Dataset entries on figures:
☆ ☆ ☆ ☆ ☆

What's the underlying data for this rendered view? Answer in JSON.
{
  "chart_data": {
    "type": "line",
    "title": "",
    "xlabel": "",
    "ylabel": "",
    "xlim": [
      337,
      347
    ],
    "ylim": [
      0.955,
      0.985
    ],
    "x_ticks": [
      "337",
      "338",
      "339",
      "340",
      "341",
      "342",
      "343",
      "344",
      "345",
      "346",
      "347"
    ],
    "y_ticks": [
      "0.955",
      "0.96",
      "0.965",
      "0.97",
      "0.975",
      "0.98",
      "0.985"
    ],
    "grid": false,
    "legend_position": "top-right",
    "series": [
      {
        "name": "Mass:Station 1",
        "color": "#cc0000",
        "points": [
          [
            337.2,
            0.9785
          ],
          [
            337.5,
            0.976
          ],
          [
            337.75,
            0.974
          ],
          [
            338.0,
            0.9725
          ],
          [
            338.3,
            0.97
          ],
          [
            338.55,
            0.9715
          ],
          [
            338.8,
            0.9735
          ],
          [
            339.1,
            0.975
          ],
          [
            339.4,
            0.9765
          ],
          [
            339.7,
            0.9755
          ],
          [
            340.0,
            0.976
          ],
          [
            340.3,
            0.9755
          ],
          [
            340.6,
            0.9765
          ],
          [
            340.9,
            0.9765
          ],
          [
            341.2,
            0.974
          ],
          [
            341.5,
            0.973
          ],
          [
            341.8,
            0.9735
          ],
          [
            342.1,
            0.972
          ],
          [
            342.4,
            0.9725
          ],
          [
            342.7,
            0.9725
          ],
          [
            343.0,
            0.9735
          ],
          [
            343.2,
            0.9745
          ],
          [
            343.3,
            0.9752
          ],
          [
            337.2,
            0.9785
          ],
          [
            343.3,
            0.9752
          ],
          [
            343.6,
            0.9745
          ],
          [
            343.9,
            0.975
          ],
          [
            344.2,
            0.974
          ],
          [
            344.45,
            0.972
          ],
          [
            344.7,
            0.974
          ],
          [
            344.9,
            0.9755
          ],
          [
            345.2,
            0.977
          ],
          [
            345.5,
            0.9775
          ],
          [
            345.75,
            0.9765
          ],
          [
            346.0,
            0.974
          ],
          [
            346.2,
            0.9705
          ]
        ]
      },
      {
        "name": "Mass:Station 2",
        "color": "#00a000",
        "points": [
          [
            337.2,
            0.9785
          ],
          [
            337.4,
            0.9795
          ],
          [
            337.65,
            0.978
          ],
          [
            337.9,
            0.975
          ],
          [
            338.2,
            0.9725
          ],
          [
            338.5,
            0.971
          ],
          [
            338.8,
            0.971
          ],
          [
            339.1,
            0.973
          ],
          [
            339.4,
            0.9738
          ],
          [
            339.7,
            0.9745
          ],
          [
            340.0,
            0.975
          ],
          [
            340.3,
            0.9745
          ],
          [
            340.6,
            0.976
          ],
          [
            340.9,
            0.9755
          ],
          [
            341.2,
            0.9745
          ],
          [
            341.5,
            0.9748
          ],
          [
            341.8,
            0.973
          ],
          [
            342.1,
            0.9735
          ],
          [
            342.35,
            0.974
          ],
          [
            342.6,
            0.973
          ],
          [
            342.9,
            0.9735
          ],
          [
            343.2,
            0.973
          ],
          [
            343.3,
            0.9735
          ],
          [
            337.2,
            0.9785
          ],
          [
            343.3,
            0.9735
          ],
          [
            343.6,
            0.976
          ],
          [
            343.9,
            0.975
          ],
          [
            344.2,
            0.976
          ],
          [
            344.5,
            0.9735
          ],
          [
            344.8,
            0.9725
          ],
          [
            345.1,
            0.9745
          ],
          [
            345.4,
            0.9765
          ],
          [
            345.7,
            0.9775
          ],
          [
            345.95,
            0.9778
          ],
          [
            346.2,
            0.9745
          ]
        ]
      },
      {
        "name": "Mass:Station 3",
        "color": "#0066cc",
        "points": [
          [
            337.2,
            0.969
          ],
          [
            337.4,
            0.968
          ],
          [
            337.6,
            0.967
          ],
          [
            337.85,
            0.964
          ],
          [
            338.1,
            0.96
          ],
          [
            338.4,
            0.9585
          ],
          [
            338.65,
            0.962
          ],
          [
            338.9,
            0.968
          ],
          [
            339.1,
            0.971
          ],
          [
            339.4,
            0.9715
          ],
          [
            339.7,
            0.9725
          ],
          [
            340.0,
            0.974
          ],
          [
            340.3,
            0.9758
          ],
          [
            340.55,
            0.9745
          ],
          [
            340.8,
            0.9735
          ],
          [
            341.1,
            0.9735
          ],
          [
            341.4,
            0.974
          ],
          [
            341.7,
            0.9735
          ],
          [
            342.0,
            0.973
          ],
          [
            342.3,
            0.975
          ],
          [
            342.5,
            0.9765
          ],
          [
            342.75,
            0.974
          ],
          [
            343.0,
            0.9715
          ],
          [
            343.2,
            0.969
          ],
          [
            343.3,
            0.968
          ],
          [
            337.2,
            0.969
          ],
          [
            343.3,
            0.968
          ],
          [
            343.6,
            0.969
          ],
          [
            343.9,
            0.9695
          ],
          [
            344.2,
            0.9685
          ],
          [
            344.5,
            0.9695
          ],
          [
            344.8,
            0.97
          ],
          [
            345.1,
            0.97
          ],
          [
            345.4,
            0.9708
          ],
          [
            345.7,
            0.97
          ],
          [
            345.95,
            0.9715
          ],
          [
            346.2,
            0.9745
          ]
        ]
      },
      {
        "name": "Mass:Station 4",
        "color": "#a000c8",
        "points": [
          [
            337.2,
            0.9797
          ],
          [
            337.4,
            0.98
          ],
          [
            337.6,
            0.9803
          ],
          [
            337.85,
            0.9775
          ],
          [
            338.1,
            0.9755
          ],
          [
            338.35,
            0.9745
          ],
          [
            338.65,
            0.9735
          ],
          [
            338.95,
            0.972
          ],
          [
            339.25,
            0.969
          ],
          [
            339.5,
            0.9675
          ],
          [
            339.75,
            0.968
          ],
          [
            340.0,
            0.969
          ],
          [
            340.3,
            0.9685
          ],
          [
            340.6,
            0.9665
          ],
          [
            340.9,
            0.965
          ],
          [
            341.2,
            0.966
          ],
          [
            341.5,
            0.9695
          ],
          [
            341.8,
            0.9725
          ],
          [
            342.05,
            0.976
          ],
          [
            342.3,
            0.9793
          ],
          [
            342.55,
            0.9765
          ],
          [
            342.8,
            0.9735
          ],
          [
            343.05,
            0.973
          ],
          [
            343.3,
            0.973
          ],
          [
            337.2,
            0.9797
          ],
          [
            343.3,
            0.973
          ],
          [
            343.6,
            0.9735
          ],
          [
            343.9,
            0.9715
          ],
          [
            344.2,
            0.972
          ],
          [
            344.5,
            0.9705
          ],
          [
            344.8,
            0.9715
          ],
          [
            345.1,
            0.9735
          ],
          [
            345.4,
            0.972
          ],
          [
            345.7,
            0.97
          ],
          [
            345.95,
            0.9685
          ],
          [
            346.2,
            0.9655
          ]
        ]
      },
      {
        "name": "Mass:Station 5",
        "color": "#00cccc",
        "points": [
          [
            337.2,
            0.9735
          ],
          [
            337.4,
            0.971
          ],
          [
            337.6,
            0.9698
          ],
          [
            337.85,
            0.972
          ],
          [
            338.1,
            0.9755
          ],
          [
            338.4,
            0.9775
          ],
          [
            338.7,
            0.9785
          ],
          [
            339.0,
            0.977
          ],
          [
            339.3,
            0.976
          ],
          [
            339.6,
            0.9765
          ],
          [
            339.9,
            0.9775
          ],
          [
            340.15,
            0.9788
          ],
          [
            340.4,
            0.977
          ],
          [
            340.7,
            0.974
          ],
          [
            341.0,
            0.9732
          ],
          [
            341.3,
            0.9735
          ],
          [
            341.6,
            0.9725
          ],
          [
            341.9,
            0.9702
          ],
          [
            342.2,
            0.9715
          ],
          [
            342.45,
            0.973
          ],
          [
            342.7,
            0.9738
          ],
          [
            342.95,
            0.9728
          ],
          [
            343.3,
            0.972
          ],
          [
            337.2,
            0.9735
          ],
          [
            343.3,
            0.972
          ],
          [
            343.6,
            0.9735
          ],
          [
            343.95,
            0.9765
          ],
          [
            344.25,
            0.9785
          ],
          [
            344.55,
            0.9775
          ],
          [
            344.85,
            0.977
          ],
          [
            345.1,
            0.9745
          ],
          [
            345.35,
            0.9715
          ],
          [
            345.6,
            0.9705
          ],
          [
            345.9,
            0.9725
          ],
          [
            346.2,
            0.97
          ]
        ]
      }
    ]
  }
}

☆ ☆ ☆ ☆ ☆

- [DIRECTIVE]: Search the entries for "Station" and copy out each line that has it.

- [TASK SOLUTION]:
        "name": "Mass:Station 1",
        "name": "Mass:Station 2",
        "name": "Mass:Station 3",
        "name": "Mass:Station 4",
        "name": "Mass:Station 5",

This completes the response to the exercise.